Entries with figure data:
+ + + +

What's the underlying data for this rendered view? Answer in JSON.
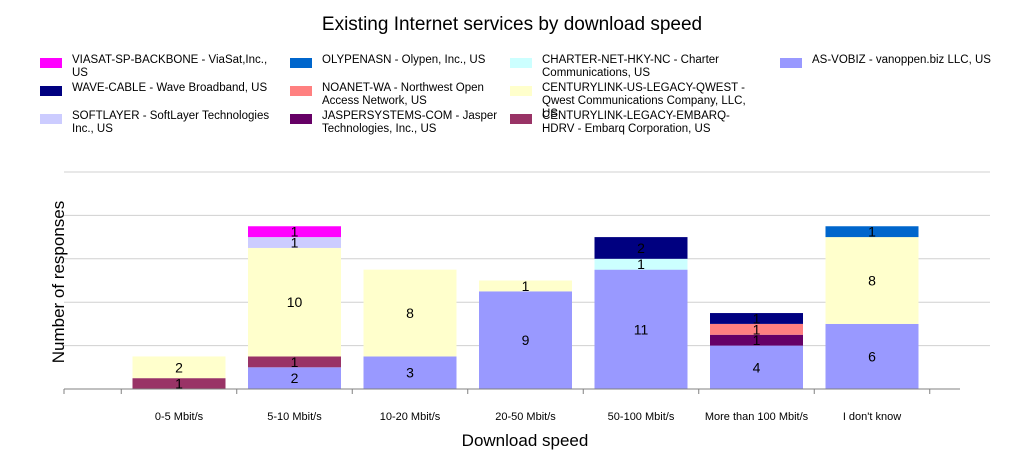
{
  "chart_data": {
    "type": "bar",
    "stacked": true,
    "title": "Existing Internet services by download speed",
    "xlabel": "Download speed",
    "ylabel": "Number of responses",
    "ylim": [
      0,
      20
    ],
    "grid": true,
    "legend_position": "top",
    "categories": [
      "0-5 Mbit/s",
      "5-10 Mbit/s",
      "10-20 Mbit/s",
      "20-50 Mbit/s",
      "50-100 Mbit/s",
      "More than 100 Mbit/s",
      "I don't know"
    ],
    "series": [
      {
        "name": "AS-VOBIZ - vanoppen.biz LLC, US",
        "color": "#9999ff",
        "values": [
          0,
          2,
          3,
          9,
          11,
          4,
          6
        ]
      },
      {
        "name": "CENTURYLINK-LEGACY-EMBARQ-HDRV - Embarq Corporation, US",
        "color": "#993366",
        "values": [
          1,
          1,
          0,
          0,
          0,
          0,
          0
        ]
      },
      {
        "name": "CENTURYLINK-US-LEGACY-QWEST - Qwest Communications Company, LLC, US",
        "color": "#ffffcc",
        "values": [
          2,
          10,
          8,
          1,
          0,
          0,
          8
        ]
      },
      {
        "name": "JASPERSYSTEMS-COM - Jasper Technologies, Inc., US",
        "color": "#660066",
        "values": [
          0,
          0,
          0,
          0,
          0,
          1,
          0
        ]
      },
      {
        "name": "NOANET-WA - Northwest Open Access Network, US",
        "color": "#ff8080",
        "values": [
          0,
          0,
          0,
          0,
          0,
          1,
          0
        ]
      },
      {
        "name": "CHARTER-NET-HKY-NC - Charter Communications, US",
        "color": "#ccffff",
        "values": [
          0,
          0,
          0,
          0,
          1,
          0,
          0
        ]
      },
      {
        "name": "WAVE-CABLE - Wave Broadband, US",
        "color": "#000080",
        "values": [
          0,
          0,
          0,
          0,
          2,
          1,
          0
        ]
      },
      {
        "name": "OLYPENASN - Olypen, Inc., US",
        "color": "#0066cc",
        "values": [
          0,
          0,
          0,
          0,
          0,
          0,
          1
        ]
      },
      {
        "name": "SOFTLAYER - SoftLayer Technologies Inc., US",
        "color": "#ccccff",
        "values": [
          0,
          1,
          0,
          0,
          0,
          0,
          0
        ]
      },
      {
        "name": "VIASAT-SP-BACKBONE - ViaSat,Inc., US",
        "color": "#ff00ff",
        "values": [
          0,
          1,
          0,
          0,
          0,
          0,
          0
        ]
      }
    ],
    "legend_order": [
      9,
      6,
      8,
      7,
      4,
      3,
      5,
      2,
      1,
      0
    ]
  }
}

+ + + +

• _The request_
Copy every entry word for word, but omit the pictures.

• _Answer to the exercise_
What's the underlying data for this rendered view? Answer in JSON.
{
  "chart_data": {
    "type": "bar",
    "stacked": true,
    "title": "Existing Internet services by download speed",
    "xlabel": "Download speed",
    "ylabel": "Number of responses",
    "ylim": [
      0,
      20
    ],
    "grid": true,
    "legend_position": "top",
    "categories": [
      "0-5 Mbit/s",
      "5-10 Mbit/s",
      "10-20 Mbit/s",
      "20-50 Mbit/s",
      "50-100 Mbit/s",
      "More than 100 Mbit/s",
      "I don't know"
    ],
    "series": [
      {
        "name": "AS-VOBIZ - vanoppen.biz LLC, US",
        "color": "#9999ff",
        "values": [
          0,
          2,
          3,
          9,
          11,
          4,
          6
        ]
      },
      {
        "name": "CENTURYLINK-LEGACY-EMBARQ-HDRV - Embarq Corporation, US",
        "color": "#993366",
        "values": [
          1,
          1,
          0,
          0,
          0,
          0,
          0
        ]
      },
      {
        "name": "CENTURYLINK-US-LEGACY-QWEST - Qwest Communications Company, LLC, US",
        "color": "#ffffcc",
        "values": [
          2,
          10,
          8,
          1,
          0,
          0,
          8
        ]
      },
      {
        "name": "JASPERSYSTEMS-COM - Jasper Technologies, Inc., US",
        "color": "#660066",
        "values": [
          0,
          0,
          0,
          0,
          0,
          1,
          0
        ]
      },
      {
        "name": "NOANET-WA - Northwest Open Access Network, US",
        "color": "#ff8080",
        "values": [
          0,
          0,
          0,
          0,
          0,
          1,
          0
        ]
      },
      {
        "name": "CHARTER-NET-HKY-NC - Charter Communications, US",
        "color": "#ccffff",
        "values": [
          0,
          0,
          0,
          0,
          1,
          0,
          0
        ]
      },
      {
        "name": "WAVE-CABLE - Wave Broadband, US",
        "color": "#000080",
        "values": [
          0,
          0,
          0,
          0,
          2,
          1,
          0
        ]
      },
      {
        "name": "OLYPENASN - Olypen, Inc., US",
        "color": "#0066cc",
        "values": [
          0,
          0,
          0,
          0,
          0,
          0,
          1
        ]
      },
      {
        "name": "SOFTLAYER - SoftLayer Technologies Inc., US",
        "color": "#ccccff",
        "values": [
          0,
          1,
          0,
          0,
          0,
          0,
          0
        ]
      },
      {
        "name": "VIASAT-SP-BACKBONE - ViaSat,Inc., US",
        "color": "#ff00ff",
        "values": [
          0,
          1,
          0,
          0,
          0,
          0,
          0
        ]
      }
    ],
    "legend_order": [
      9,
      6,
      8,
      7,
      4,
      3,
      5,
      2,
      1,
      0
    ]
  }
}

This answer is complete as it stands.